What number of lines contain the word "address"? Reply with the number and nothing else.

----

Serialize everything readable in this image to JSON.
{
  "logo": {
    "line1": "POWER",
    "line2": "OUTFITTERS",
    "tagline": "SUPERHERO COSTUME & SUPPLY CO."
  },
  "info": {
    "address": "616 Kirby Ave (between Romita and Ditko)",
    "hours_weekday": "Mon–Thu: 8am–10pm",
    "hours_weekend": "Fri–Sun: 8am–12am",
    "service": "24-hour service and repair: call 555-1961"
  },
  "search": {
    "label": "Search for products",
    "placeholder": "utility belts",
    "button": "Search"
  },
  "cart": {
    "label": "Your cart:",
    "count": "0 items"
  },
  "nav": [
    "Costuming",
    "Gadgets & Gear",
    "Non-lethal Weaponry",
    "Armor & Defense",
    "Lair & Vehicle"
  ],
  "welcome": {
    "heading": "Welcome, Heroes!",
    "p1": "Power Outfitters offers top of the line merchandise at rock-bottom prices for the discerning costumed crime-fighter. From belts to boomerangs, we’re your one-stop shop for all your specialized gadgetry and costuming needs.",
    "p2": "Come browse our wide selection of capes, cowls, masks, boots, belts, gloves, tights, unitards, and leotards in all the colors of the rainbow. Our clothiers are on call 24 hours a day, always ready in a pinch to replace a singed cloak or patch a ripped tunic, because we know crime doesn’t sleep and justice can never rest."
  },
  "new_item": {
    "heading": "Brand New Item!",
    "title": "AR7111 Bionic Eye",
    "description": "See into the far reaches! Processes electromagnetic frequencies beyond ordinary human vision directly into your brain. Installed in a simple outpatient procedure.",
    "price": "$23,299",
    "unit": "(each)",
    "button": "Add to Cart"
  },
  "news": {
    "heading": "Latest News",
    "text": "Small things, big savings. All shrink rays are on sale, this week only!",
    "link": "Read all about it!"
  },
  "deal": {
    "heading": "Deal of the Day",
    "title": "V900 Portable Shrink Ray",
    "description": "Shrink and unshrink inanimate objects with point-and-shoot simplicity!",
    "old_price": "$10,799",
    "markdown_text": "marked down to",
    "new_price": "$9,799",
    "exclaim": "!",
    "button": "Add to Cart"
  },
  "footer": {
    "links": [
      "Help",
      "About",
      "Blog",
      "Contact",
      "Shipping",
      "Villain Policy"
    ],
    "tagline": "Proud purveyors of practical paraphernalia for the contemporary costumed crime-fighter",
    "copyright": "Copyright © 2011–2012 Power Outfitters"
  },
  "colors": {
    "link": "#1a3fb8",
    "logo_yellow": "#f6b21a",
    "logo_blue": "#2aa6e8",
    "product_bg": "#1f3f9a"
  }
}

----

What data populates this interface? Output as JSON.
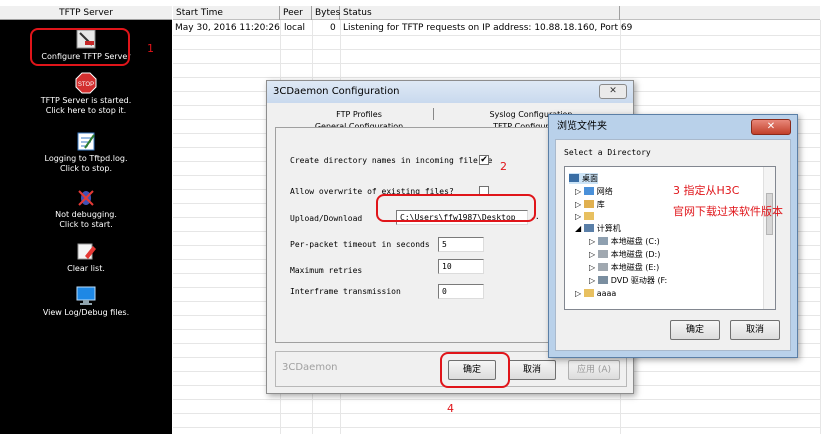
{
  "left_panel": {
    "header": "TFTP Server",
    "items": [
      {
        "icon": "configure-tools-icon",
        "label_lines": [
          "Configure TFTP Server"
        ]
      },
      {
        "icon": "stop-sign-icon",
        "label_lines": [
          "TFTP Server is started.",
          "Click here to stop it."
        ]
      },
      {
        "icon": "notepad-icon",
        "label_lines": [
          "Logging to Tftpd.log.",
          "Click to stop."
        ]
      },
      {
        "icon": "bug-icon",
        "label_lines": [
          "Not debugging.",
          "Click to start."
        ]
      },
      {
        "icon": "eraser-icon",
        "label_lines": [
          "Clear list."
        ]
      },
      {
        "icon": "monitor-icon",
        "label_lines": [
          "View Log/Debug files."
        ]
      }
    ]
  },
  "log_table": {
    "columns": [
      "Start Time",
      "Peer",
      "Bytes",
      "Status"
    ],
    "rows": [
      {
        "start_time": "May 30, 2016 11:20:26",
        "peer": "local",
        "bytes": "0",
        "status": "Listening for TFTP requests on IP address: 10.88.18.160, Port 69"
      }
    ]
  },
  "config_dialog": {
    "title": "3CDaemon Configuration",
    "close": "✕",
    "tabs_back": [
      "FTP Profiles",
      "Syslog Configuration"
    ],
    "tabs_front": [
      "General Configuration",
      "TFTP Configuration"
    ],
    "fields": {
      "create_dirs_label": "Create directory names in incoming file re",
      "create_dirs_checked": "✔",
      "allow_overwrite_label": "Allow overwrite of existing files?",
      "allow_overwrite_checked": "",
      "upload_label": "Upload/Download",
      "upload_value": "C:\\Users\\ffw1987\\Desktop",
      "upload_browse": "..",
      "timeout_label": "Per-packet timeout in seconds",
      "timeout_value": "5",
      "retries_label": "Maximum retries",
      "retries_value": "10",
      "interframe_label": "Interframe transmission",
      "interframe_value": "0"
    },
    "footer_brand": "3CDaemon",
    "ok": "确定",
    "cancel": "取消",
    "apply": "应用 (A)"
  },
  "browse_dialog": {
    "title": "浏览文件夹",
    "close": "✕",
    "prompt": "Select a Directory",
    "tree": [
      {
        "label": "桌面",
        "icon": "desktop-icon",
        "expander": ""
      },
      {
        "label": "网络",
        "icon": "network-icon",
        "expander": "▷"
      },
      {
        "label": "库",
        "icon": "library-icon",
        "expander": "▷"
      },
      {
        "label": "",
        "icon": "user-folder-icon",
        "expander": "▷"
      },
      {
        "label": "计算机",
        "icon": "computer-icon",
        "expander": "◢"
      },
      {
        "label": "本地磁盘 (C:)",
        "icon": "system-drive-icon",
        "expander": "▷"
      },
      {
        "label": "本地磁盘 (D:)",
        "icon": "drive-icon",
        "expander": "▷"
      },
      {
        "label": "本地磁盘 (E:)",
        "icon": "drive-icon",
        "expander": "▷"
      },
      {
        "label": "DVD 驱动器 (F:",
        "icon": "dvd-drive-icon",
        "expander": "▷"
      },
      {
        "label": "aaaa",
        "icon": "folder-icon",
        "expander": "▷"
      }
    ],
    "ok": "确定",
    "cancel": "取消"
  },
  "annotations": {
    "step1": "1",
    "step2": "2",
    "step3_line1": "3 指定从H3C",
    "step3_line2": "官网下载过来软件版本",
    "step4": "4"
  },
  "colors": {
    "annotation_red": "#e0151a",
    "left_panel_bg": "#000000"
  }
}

----

Exercise response: 2